RECORDS
________
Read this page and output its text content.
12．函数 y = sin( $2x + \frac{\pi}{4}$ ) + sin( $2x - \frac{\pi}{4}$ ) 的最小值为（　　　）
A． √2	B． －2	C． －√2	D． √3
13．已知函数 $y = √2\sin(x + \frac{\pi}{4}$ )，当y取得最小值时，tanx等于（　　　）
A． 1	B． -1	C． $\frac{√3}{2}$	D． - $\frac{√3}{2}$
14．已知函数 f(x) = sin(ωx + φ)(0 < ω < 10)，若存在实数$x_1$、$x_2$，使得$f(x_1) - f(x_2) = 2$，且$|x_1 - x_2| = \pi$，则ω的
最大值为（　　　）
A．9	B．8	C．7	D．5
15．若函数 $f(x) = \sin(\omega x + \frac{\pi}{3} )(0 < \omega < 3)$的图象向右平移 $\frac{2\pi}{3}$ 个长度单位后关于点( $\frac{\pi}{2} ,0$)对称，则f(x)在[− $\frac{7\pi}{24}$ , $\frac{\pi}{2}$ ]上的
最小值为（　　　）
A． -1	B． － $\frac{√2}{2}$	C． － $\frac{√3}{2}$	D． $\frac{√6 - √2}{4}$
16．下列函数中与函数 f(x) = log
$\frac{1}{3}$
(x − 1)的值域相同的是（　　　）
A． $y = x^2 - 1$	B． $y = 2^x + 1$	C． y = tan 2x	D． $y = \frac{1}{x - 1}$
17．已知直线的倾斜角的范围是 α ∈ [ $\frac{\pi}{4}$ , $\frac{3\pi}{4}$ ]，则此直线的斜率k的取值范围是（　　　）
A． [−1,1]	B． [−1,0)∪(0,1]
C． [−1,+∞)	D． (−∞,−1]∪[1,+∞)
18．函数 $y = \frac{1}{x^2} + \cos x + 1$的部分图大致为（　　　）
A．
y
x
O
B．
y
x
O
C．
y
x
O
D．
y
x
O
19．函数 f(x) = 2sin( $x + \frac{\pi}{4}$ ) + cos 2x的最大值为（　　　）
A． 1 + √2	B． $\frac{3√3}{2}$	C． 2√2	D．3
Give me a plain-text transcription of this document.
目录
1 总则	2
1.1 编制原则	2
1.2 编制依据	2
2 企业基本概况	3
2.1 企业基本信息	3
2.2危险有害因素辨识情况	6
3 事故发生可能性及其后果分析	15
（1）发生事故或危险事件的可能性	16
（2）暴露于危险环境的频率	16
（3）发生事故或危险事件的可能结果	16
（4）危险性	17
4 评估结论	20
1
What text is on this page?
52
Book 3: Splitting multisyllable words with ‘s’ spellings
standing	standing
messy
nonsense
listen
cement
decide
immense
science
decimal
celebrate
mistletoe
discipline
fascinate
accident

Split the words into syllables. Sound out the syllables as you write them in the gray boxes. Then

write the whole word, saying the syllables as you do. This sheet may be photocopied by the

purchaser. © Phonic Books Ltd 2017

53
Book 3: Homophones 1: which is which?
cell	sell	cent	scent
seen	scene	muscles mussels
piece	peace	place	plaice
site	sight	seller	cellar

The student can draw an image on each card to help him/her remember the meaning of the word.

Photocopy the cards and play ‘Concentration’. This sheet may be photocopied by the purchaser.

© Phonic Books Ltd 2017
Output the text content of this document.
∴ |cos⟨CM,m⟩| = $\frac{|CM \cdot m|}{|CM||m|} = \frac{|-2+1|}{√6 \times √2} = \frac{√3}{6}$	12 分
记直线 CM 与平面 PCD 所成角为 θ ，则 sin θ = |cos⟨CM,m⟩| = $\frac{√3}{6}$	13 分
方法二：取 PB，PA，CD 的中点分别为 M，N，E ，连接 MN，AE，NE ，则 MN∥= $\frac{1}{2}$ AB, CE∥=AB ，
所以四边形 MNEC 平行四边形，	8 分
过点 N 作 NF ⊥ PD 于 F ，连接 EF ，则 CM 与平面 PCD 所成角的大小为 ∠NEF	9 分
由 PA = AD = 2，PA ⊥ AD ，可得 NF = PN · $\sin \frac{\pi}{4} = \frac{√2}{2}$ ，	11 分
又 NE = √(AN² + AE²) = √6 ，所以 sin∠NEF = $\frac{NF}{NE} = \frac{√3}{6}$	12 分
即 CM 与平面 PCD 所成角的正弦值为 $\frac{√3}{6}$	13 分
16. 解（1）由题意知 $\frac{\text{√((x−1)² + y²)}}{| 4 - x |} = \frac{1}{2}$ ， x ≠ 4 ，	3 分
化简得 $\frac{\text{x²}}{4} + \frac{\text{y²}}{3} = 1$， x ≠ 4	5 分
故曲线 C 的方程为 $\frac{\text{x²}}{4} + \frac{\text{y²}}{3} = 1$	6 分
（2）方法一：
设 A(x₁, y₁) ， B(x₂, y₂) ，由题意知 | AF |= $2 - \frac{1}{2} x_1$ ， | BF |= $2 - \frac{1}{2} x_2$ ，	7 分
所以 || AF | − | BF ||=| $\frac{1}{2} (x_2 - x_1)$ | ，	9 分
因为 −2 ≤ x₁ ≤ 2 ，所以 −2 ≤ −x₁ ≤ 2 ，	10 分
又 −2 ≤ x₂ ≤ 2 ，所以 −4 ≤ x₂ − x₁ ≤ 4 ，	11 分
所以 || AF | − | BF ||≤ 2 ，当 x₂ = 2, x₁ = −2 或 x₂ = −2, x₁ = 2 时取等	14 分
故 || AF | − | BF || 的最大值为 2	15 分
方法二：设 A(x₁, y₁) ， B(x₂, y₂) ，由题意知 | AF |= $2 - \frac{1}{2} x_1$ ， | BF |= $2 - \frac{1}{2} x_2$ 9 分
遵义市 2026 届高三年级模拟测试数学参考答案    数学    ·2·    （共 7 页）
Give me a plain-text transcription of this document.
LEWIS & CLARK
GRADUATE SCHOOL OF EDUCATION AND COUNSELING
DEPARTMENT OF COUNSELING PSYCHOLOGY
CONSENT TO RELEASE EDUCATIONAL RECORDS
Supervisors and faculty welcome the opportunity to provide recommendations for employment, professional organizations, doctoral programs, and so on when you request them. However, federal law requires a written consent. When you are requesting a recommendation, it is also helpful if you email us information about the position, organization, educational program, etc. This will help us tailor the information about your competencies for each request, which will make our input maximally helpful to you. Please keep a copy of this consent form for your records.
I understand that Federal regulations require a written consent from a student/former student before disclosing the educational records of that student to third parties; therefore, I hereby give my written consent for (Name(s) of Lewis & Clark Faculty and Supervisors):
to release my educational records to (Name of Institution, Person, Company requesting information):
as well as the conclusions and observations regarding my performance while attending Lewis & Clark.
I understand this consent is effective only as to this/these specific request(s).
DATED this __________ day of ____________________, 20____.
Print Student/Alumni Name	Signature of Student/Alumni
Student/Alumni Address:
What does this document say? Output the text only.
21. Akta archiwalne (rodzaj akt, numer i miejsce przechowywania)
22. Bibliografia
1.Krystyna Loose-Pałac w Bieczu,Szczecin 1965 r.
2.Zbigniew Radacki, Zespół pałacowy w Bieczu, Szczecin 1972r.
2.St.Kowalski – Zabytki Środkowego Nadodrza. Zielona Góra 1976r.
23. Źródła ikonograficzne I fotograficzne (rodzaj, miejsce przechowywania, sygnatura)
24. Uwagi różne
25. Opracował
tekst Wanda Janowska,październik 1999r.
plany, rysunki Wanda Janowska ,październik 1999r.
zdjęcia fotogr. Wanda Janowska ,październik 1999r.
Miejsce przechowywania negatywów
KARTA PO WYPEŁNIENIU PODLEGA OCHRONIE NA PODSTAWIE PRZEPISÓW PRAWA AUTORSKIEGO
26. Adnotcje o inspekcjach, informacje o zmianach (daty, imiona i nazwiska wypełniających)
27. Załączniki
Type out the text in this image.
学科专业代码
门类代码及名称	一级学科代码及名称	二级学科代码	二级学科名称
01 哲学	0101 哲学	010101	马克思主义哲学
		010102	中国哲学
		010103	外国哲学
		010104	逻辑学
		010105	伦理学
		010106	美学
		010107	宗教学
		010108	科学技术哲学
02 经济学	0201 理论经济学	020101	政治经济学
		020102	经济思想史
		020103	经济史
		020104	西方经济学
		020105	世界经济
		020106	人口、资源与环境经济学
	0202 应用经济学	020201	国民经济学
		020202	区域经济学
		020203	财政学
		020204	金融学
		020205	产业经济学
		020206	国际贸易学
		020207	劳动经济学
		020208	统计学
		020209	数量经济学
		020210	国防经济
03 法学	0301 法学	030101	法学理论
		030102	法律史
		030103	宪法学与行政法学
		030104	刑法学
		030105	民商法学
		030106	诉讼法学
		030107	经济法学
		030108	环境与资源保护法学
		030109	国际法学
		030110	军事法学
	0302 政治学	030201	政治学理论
________
GOAL
Go through the records above, find every line with the word "Books", and list those lines.

REPLY TO THE EXERCISE
purchaser. © Phonic Books Ltd 2017
© Phonic Books Ltd 2017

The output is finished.